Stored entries
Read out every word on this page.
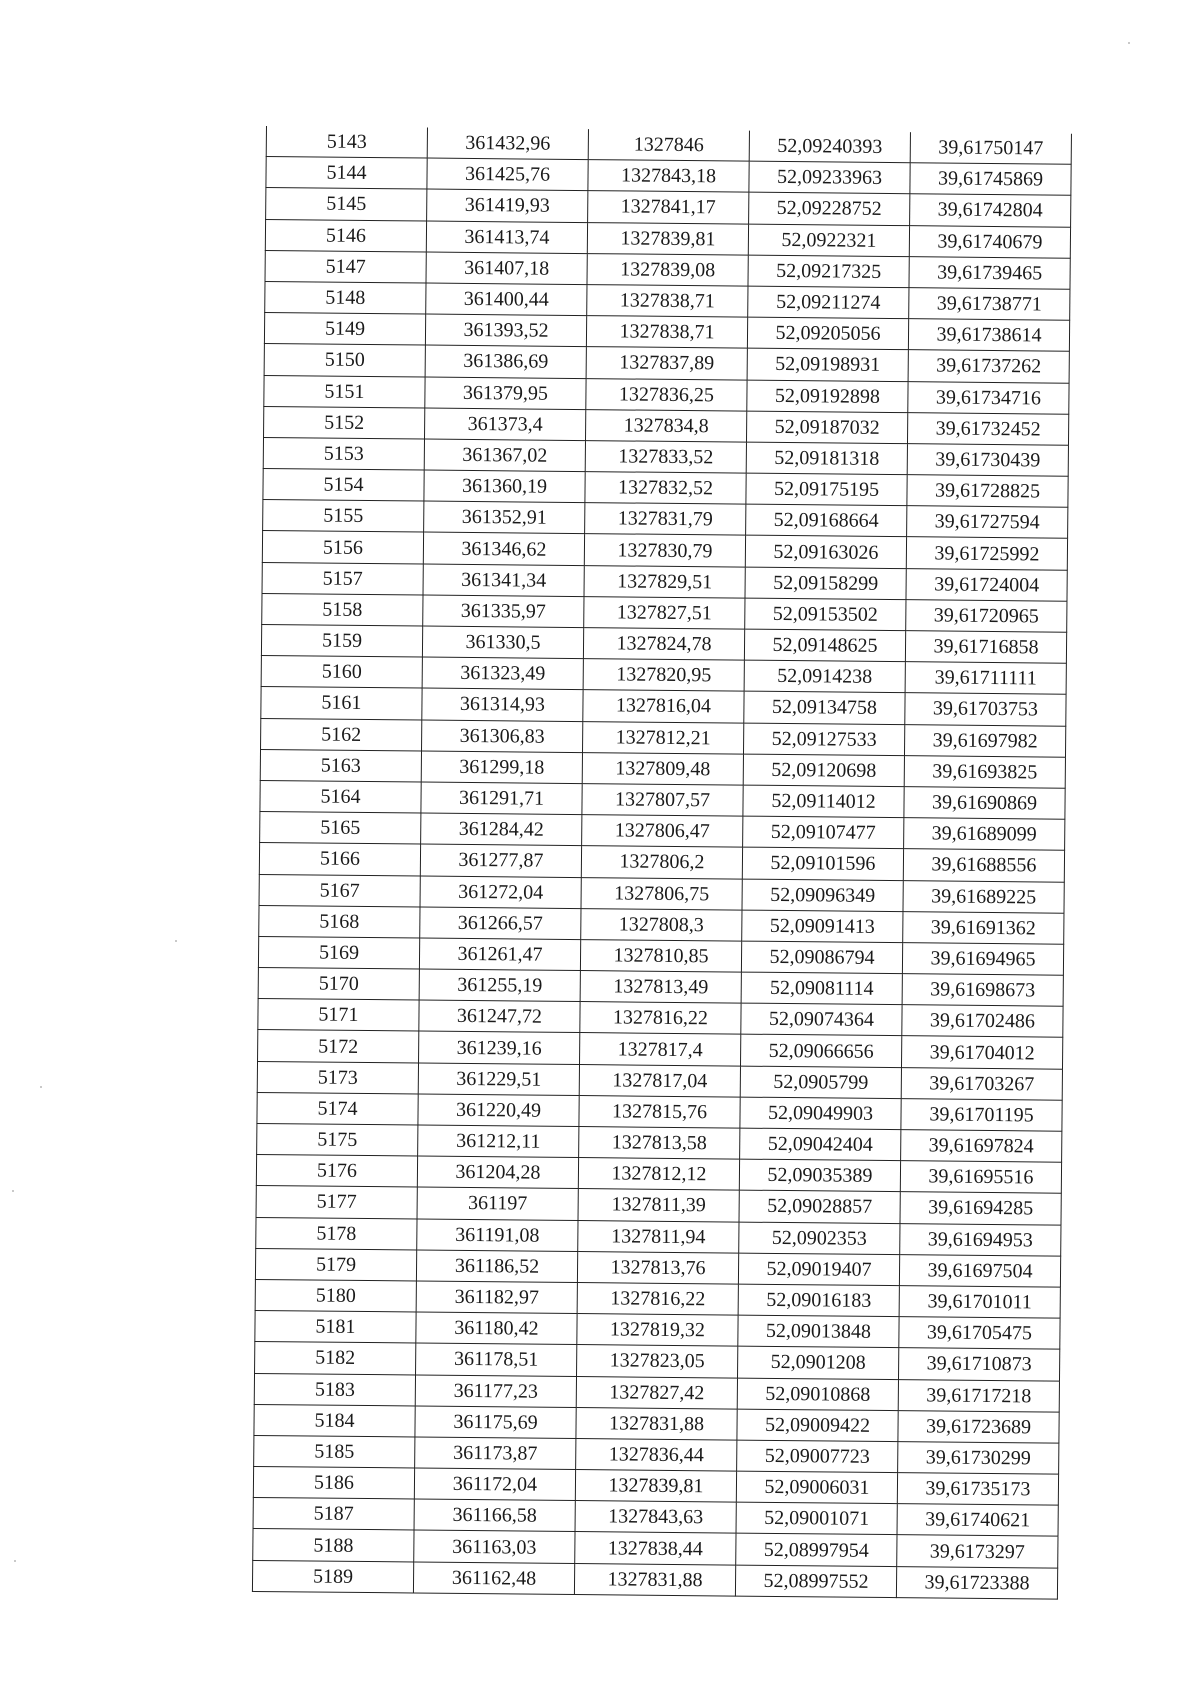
5143	361432,96	1327846	52,09240393	39,61750147
5144	361425,76	1327843,18	52,09233963	39,61745869
5145	361419,93	1327841,17	52,09228752	39,61742804
5146	361413,74	1327839,81	52,0922321	39,61740679
5147	361407,18	1327839,08	52,09217325	39,61739465
5148	361400,44	1327838,71	52,09211274	39,61738771
5149	361393,52	1327838,71	52,09205056	39,61738614
5150	361386,69	1327837,89	52,09198931	39,61737262
5151	361379,95	1327836,25	52,09192898	39,61734716
5152	361373,4	1327834,8	52,09187032	39,61732452
5153	361367,02	1327833,52	52,09181318	39,61730439
5154	361360,19	1327832,52	52,09175195	39,61728825
5155	361352,91	1327831,79	52,09168664	39,61727594
5156	361346,62	1327830,79	52,09163026	39,61725992
5157	361341,34	1327829,51	52,09158299	39,61724004
5158	361335,97	1327827,51	52,09153502	39,61720965
5159	361330,5	1327824,78	52,09148625	39,61716858
5160	361323,49	1327820,95	52,0914238	39,61711111
5161	361314,93	1327816,04	52,09134758	39,61703753
5162	361306,83	1327812,21	52,09127533	39,61697982
5163	361299,18	1327809,48	52,09120698	39,61693825
5164	361291,71	1327807,57	52,09114012	39,61690869
5165	361284,42	1327806,47	52,09107477	39,61689099
5166	361277,87	1327806,2	52,09101596	39,61688556
5167	361272,04	1327806,75	52,09096349	39,61689225
5168	361266,57	1327808,3	52,09091413	39,61691362
5169	361261,47	1327810,85	52,09086794	39,61694965
5170	361255,19	1327813,49	52,09081114	39,61698673
5171	361247,72	1327816,22	52,09074364	39,61702486
5172	361239,16	1327817,4	52,09066656	39,61704012
5173	361229,51	1327817,04	52,0905799	39,61703267
5174	361220,49	1327815,76	52,09049903	39,61701195
5175	361212,11	1327813,58	52,09042404	39,61697824
5176	361204,28	1327812,12	52,09035389	39,61695516
5177	361197	1327811,39	52,09028857	39,61694285
5178	361191,08	1327811,94	52,0902353	39,61694953
5179	361186,52	1327813,76	52,09019407	39,61697504
5180	361182,97	1327816,22	52,09016183	39,61701011
5181	361180,42	1327819,32	52,09013848	39,61705475
5182	361178,51	1327823,05	52,0901208	39,61710873
5183	361177,23	1327827,42	52,09010868	39,61717218
5184	361175,69	1327831,88	52,09009422	39,61723689
5185	361173,87	1327836,44	52,09007723	39,61730299
5186	361172,04	1327839,81	52,09006031	39,61735173
5187	361166,58	1327843,63	52,09001071	39,61740621
5188	361163,03	1327838,44	52,08997954	39,6173297
5189	361162,48	1327831,88	52,08997552	39,61723388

Written task
Quote the records above in full, dropping each picture.

Written solution
Read out every word on this page.
5143	361432,96	1327846	52,09240393	39,61750147
5144	361425,76	1327843,18	52,09233963	39,61745869
5145	361419,93	1327841,17	52,09228752	39,61742804
5146	361413,74	1327839,81	52,0922321	39,61740679
5147	361407,18	1327839,08	52,09217325	39,61739465
5148	361400,44	1327838,71	52,09211274	39,61738771
5149	361393,52	1327838,71	52,09205056	39,61738614
5150	361386,69	1327837,89	52,09198931	39,61737262
5151	361379,95	1327836,25	52,09192898	39,61734716
5152	361373,4	1327834,8	52,09187032	39,61732452
5153	361367,02	1327833,52	52,09181318	39,61730439
5154	361360,19	1327832,52	52,09175195	39,61728825
5155	361352,91	1327831,79	52,09168664	39,61727594
5156	361346,62	1327830,79	52,09163026	39,61725992
5157	361341,34	1327829,51	52,09158299	39,61724004
5158	361335,97	1327827,51	52,09153502	39,61720965
5159	361330,5	1327824,78	52,09148625	39,61716858
5160	361323,49	1327820,95	52,0914238	39,61711111
5161	361314,93	1327816,04	52,09134758	39,61703753
5162	361306,83	1327812,21	52,09127533	39,61697982
5163	361299,18	1327809,48	52,09120698	39,61693825
5164	361291,71	1327807,57	52,09114012	39,61690869
5165	361284,42	1327806,47	52,09107477	39,61689099
5166	361277,87	1327806,2	52,09101596	39,61688556
5167	361272,04	1327806,75	52,09096349	39,61689225
5168	361266,57	1327808,3	52,09091413	39,61691362
5169	361261,47	1327810,85	52,09086794	39,61694965
5170	361255,19	1327813,49	52,09081114	39,61698673
5171	361247,72	1327816,22	52,09074364	39,61702486
5172	361239,16	1327817,4	52,09066656	39,61704012
5173	361229,51	1327817,04	52,0905799	39,61703267
5174	361220,49	1327815,76	52,09049903	39,61701195
5175	361212,11	1327813,58	52,09042404	39,61697824
5176	361204,28	1327812,12	52,09035389	39,61695516
5177	361197	1327811,39	52,09028857	39,61694285
5178	361191,08	1327811,94	52,0902353	39,61694953
5179	361186,52	1327813,76	52,09019407	39,61697504
5180	361182,97	1327816,22	52,09016183	39,61701011
5181	361180,42	1327819,32	52,09013848	39,61705475
5182	361178,51	1327823,05	52,0901208	39,61710873
5183	361177,23	1327827,42	52,09010868	39,61717218
5184	361175,69	1327831,88	52,09009422	39,61723689
5185	361173,87	1327836,44	52,09007723	39,61730299
5186	361172,04	1327839,81	52,09006031	39,61735173
5187	361166,58	1327843,63	52,09001071	39,61740621
5188	361163,03	1327838,44	52,08997954	39,6173297
5189	361162,48	1327831,88	52,08997552	39,61723388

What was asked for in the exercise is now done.